▸ **CHALLENGE**: Skip all pictures, then print the remaining material exactly.

***** EXCERPTED DATA *****

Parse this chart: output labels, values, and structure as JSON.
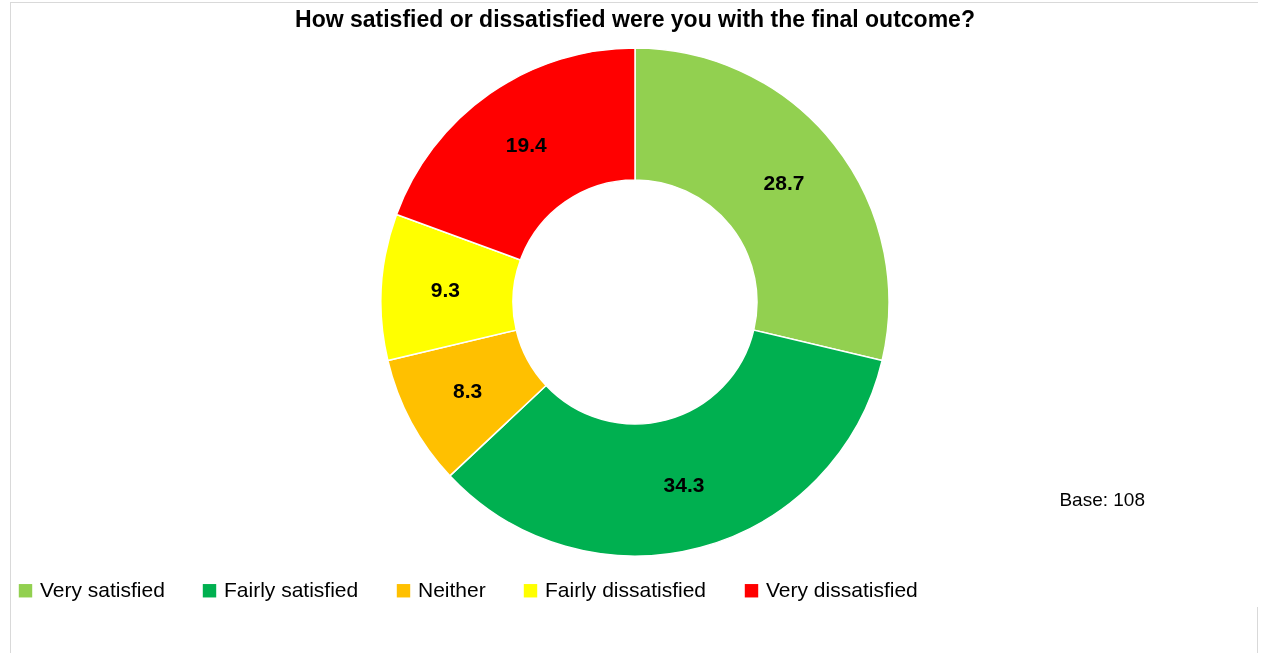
{
  "chart_data": {
    "type": "donut",
    "title": "How satisfied or dissatisfied were you with the final outcome?",
    "categories": [
      "Very satisfied",
      "Fairly satisfied",
      "Neither",
      "Fairly dissatisfied",
      "Very dissatisfied"
    ],
    "values": [
      28.7,
      34.3,
      8.3,
      9.3,
      19.4
    ],
    "colors": [
      "#92d050",
      "#00b050",
      "#ffc000",
      "#ffff00",
      "#ff0000"
    ],
    "data_labels": true,
    "legend": "bottom",
    "annotations": [
      "Base: 108"
    ]
  }
}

*****

▸ **WORKED ANSWER**:
Parse this chart: output labels, values, and structure as JSON.
{
  "chart_data": {
    "type": "donut",
    "title": "How satisfied or dissatisfied were you with the final outcome?",
    "categories": [
      "Very satisfied",
      "Fairly satisfied",
      "Neither",
      "Fairly dissatisfied",
      "Very dissatisfied"
    ],
    "values": [
      28.7,
      34.3,
      8.3,
      9.3,
      19.4
    ],
    "colors": [
      "#92d050",
      "#00b050",
      "#ffc000",
      "#ffff00",
      "#ff0000"
    ],
    "data_labels": true,
    "legend": "bottom",
    "annotations": [
      "Base: 108"
    ]
  }
}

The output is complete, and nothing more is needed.